▸ Your task:
Pull out every line containing the string "good".

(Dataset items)
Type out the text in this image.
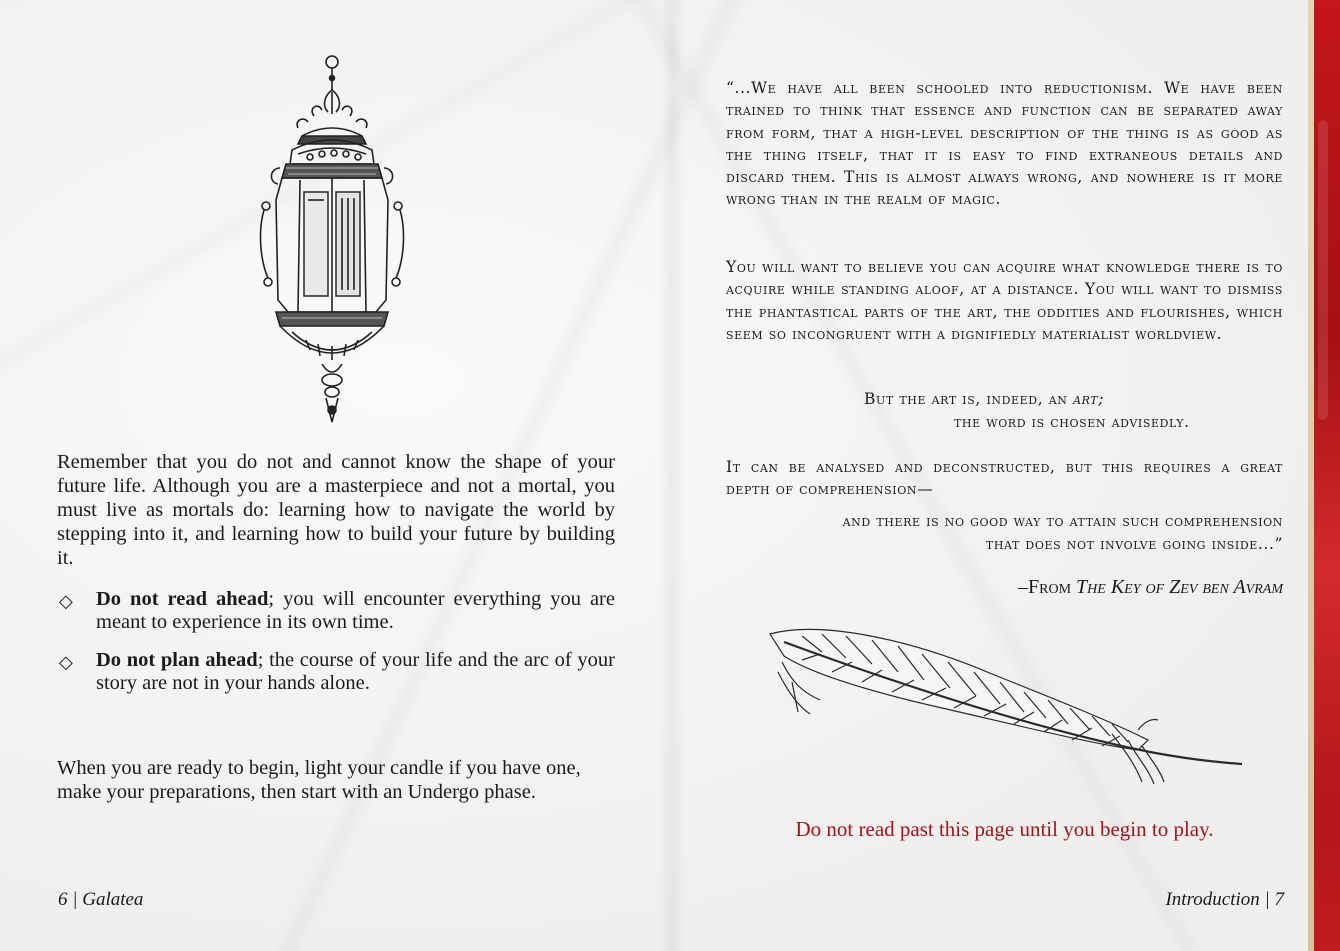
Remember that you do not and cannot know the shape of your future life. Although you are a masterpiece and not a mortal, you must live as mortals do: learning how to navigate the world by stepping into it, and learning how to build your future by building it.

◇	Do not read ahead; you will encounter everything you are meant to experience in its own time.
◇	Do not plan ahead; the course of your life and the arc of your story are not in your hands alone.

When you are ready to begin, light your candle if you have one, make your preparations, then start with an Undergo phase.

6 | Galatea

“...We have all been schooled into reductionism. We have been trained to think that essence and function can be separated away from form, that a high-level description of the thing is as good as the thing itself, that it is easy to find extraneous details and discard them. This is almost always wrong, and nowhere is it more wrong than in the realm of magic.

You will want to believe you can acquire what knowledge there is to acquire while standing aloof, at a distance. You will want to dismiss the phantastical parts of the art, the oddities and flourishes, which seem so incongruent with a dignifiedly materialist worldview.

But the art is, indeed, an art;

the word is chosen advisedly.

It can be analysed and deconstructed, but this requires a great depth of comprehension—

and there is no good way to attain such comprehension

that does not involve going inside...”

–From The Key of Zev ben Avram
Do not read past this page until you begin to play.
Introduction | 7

==

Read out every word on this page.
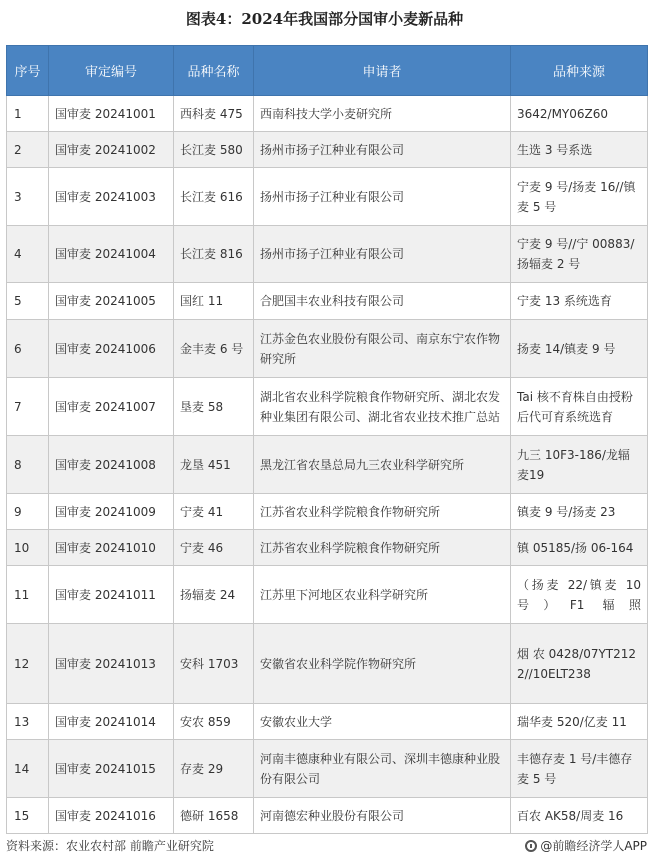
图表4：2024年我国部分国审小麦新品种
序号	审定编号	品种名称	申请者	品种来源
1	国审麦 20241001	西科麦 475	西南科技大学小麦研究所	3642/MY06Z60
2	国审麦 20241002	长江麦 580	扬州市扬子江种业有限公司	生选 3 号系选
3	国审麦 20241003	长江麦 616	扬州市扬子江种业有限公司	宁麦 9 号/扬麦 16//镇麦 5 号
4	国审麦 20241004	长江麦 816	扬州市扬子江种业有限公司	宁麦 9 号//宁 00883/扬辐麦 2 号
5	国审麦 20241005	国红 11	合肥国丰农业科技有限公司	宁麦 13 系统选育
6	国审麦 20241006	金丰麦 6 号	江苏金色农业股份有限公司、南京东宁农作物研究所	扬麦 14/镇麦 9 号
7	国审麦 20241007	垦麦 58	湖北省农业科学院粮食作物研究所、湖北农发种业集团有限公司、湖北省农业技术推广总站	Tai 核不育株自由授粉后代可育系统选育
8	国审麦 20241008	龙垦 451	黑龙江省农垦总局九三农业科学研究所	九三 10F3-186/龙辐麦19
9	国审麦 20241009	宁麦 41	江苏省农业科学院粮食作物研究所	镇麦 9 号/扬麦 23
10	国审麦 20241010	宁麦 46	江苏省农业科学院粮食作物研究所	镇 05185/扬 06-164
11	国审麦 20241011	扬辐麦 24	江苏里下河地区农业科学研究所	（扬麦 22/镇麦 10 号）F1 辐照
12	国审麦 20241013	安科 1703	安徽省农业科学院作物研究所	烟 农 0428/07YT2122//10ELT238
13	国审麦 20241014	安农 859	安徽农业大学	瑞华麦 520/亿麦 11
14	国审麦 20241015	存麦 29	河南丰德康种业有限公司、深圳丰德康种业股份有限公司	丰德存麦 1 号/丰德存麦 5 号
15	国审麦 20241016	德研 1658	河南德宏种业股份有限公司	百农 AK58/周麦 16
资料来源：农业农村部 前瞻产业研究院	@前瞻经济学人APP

...

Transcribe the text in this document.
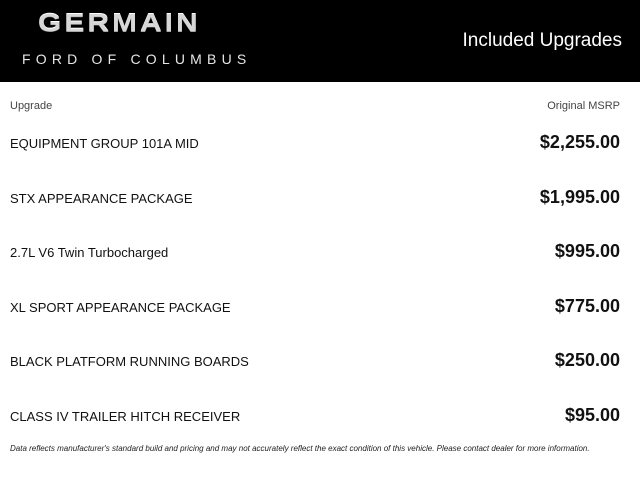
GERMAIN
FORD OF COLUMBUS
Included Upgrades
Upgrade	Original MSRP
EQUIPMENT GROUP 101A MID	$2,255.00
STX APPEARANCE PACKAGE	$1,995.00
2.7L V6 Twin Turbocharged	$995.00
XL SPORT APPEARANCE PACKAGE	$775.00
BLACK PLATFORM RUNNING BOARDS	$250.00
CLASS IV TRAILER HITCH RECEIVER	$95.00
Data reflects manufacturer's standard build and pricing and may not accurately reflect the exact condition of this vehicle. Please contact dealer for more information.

▸ Expected answer:
“...We have all been schooled into reductionism. We have been trained to think that essence and function can be separated away from form, that a high-level description of the thing is as good as the thing itself, that it is easy to find extraneous details and discard them. This is almost always wrong, and nowhere is it more wrong than in the realm of magic.
and there is no good way to attain such comprehension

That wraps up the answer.